▶ _Required task_: Output every line exactly as written. Leave out pictures.

▶ _Data for processing_:
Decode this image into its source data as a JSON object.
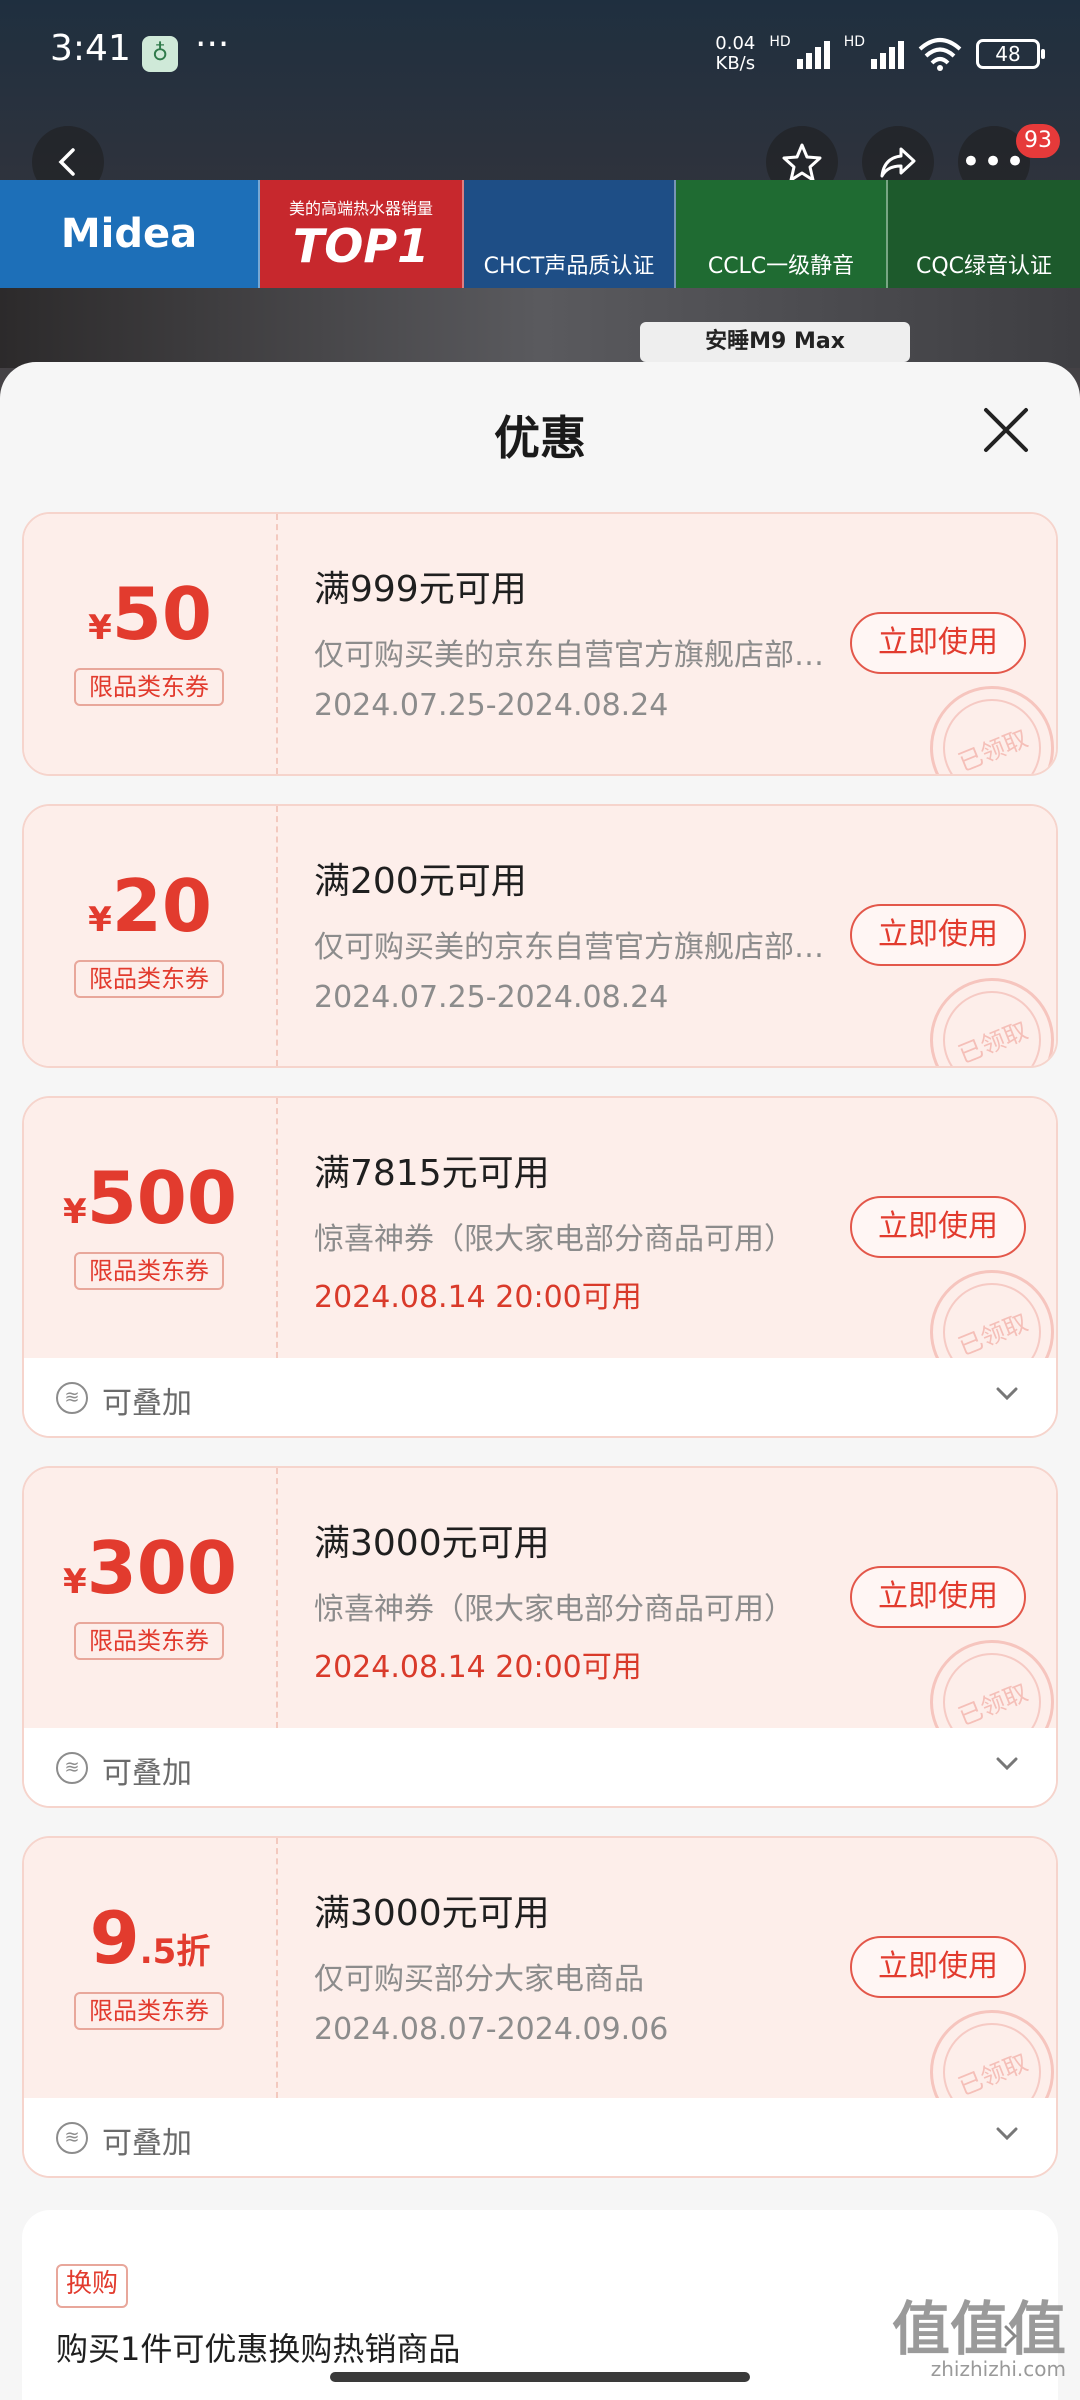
{
  "status_bar": {
    "time": "3:41",
    "dots": "···",
    "net_speed_value": "0.04",
    "net_speed_unit": "KB/s",
    "hd1": "HD",
    "hd2": "HD",
    "battery": "48"
  },
  "nav": {
    "badge": "93"
  },
  "banner": {
    "brand": "Midea",
    "top1_caption": "美的高端热水器销量",
    "top1": "TOP1",
    "chct": "CHCT声品质认证",
    "cclc": "CCLC一级静音",
    "cqc": "CQC绿音认证",
    "product_chip": "安睡M9 Max"
  },
  "sheet": {
    "title": "优惠"
  },
  "coupons": [
    {
      "yen": "¥",
      "amount": "50",
      "unit": "",
      "tag": "限品类东券",
      "condition": "满999元可用",
      "desc": "仅可购买美的京东自营官方旗舰店部分商品",
      "date": "2024.07.25-2024.08.24",
      "button": "立即使用",
      "stamp": "已领取"
    },
    {
      "yen": "¥",
      "amount": "20",
      "unit": "",
      "tag": "限品类东券",
      "condition": "满200元可用",
      "desc": "仅可购买美的京东自营官方旗舰店部分商品",
      "date": "2024.07.25-2024.08.24",
      "button": "立即使用",
      "stamp": "已领取"
    },
    {
      "yen": "¥",
      "amount": "500",
      "unit": "",
      "tag": "限品类东券",
      "condition": "满7815元可用",
      "desc": "惊喜神券（限大家电部分商品可用）",
      "date": "2024.08.14 20:00可用",
      "button": "立即使用",
      "stamp": "已领取",
      "stack_label": "可叠加"
    },
    {
      "yen": "¥",
      "amount": "300",
      "unit": "",
      "tag": "限品类东券",
      "condition": "满3000元可用",
      "desc": "惊喜神券（限大家电部分商品可用）",
      "date": "2024.08.14 20:00可用",
      "button": "立即使用",
      "stamp": "已领取",
      "stack_label": "可叠加"
    },
    {
      "yen": "",
      "amount": "9",
      "unit": ".5折",
      "tag": "限品类东券",
      "condition": "满3000元可用",
      "desc": "仅可购买部分大家电商品",
      "date": "2024.08.07-2024.09.06",
      "button": "立即使用",
      "stamp": "已领取",
      "stack_label": "可叠加"
    }
  ],
  "swap": {
    "tag": "换购",
    "text": "购买1件可优惠换购热销商品"
  },
  "watermark": {
    "main": "值值值",
    "site": "zhizhizhi.com"
  },
  "colors": {
    "accent": "#e23b2e",
    "coupon_bg": "#fdeeea",
    "sheet_bg": "#f6f6f6"
  }
}
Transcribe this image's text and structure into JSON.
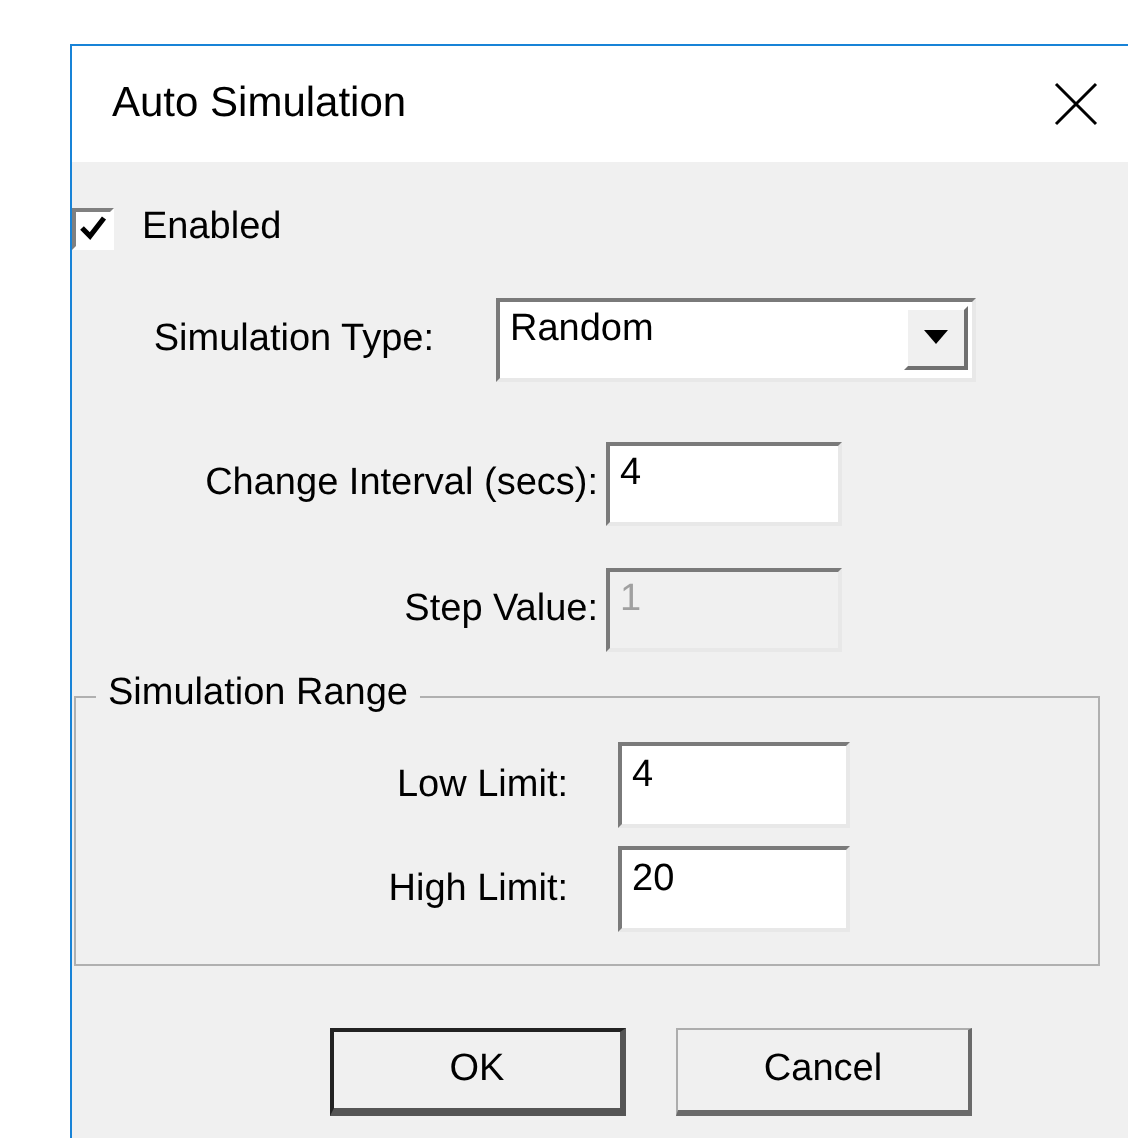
{
  "window": {
    "title": "Auto Simulation"
  },
  "enabled": {
    "label": "Enabled",
    "checked": true
  },
  "fields": [
    {
      "kind": "dropdown",
      "label": "Simulation Type:",
      "value": "Random",
      "disabled": false
    },
    {
      "kind": "text",
      "label": "Change Interval (secs):",
      "value": "4",
      "disabled": false
    },
    {
      "kind": "text",
      "label": "Step Value:",
      "value": "1",
      "disabled": true
    }
  ],
  "simulation_range": {
    "title": "Simulation Range",
    "fields": [
      {
        "kind": "text",
        "label": "Low Limit:",
        "value": "4",
        "disabled": false
      },
      {
        "kind": "text",
        "label": "High Limit:",
        "value": "20",
        "disabled": false
      }
    ]
  },
  "buttons": [
    {
      "label": "OK",
      "default": true
    },
    {
      "label": "Cancel",
      "default": false
    }
  ]
}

▶ _Result of the exercise_:
Decode this image into its source data as a JSON object.
{
  "status_bar": {
    "time": "3:41",
    "dots": "···",
    "net_speed_value": "0.04",
    "net_speed_unit": "KB/s",
    "hd1": "HD",
    "hd2": "HD",
    "battery": "48"
  },
  "nav": {
    "badge": "93"
  },
  "banner": {
    "brand": "Midea",
    "top1_caption": "美的高端热水器销量",
    "top1": "TOP1",
    "chct": "CHCT声品质认证",
    "cclc": "CCLC一级静音",
    "cqc": "CQC绿音认证",
    "product_chip": "安睡M9 Max"
  },
  "sheet": {
    "title": "优惠"
  },
  "coupons": [
    {
      "yen": "¥",
      "amount": "50",
      "unit": "",
      "tag": "限品类东券",
      "condition": "满999元可用",
      "desc": "仅可购买美的京东自营官方旗舰店部分商品",
      "date": "2024.07.25-2024.08.24",
      "button": "立即使用",
      "stamp": "已领取"
    },
    {
      "yen": "¥",
      "amount": "20",
      "unit": "",
      "tag": "限品类东券",
      "condition": "满200元可用",
      "desc": "仅可购买美的京东自营官方旗舰店部分商品",
      "date": "2024.07.25-2024.08.24",
      "button": "立即使用",
      "stamp": "已领取"
    },
    {
      "yen": "¥",
      "amount": "500",
      "unit": "",
      "tag": "限品类东券",
      "condition": "满7815元可用",
      "desc": "惊喜神券（限大家电部分商品可用）",
      "date": "2024.08.14 20:00可用",
      "button": "立即使用",
      "stamp": "已领取",
      "stack_label": "可叠加"
    },
    {
      "yen": "¥",
      "amount": "300",
      "unit": "",
      "tag": "限品类东券",
      "condition": "满3000元可用",
      "desc": "惊喜神券（限大家电部分商品可用）",
      "date": "2024.08.14 20:00可用",
      "button": "立即使用",
      "stamp": "已领取",
      "stack_label": "可叠加"
    },
    {
      "yen": "",
      "amount": "9",
      "unit": ".5折",
      "tag": "限品类东券",
      "condition": "满3000元可用",
      "desc": "仅可购买部分大家电商品",
      "date": "2024.08.07-2024.09.06",
      "button": "立即使用",
      "stamp": "已领取",
      "stack_label": "可叠加"
    }
  ],
  "swap": {
    "tag": "换购",
    "text": "购买1件可优惠换购热销商品"
  },
  "watermark": {
    "main": "值值值",
    "site": "zhizhizhi.com"
  },
  "colors": {
    "accent": "#e23b2e",
    "coupon_bg": "#fdeeea",
    "sheet_bg": "#f6f6f6"
  }
}
Transcribe this image's text and structure into JSON.
{
  "window": {
    "title": "Auto Simulation"
  },
  "enabled": {
    "label": "Enabled",
    "checked": true
  },
  "fields": [
    {
      "kind": "dropdown",
      "label": "Simulation Type:",
      "value": "Random",
      "disabled": false
    },
    {
      "kind": "text",
      "label": "Change Interval (secs):",
      "value": "4",
      "disabled": false
    },
    {
      "kind": "text",
      "label": "Step Value:",
      "value": "1",
      "disabled": true
    }
  ],
  "simulation_range": {
    "title": "Simulation Range",
    "fields": [
      {
        "kind": "text",
        "label": "Low Limit:",
        "value": "4",
        "disabled": false
      },
      {
        "kind": "text",
        "label": "High Limit:",
        "value": "20",
        "disabled": false
      }
    ]
  },
  "buttons": [
    {
      "label": "OK",
      "default": true
    },
    {
      "label": "Cancel",
      "default": false
    }
  ]
}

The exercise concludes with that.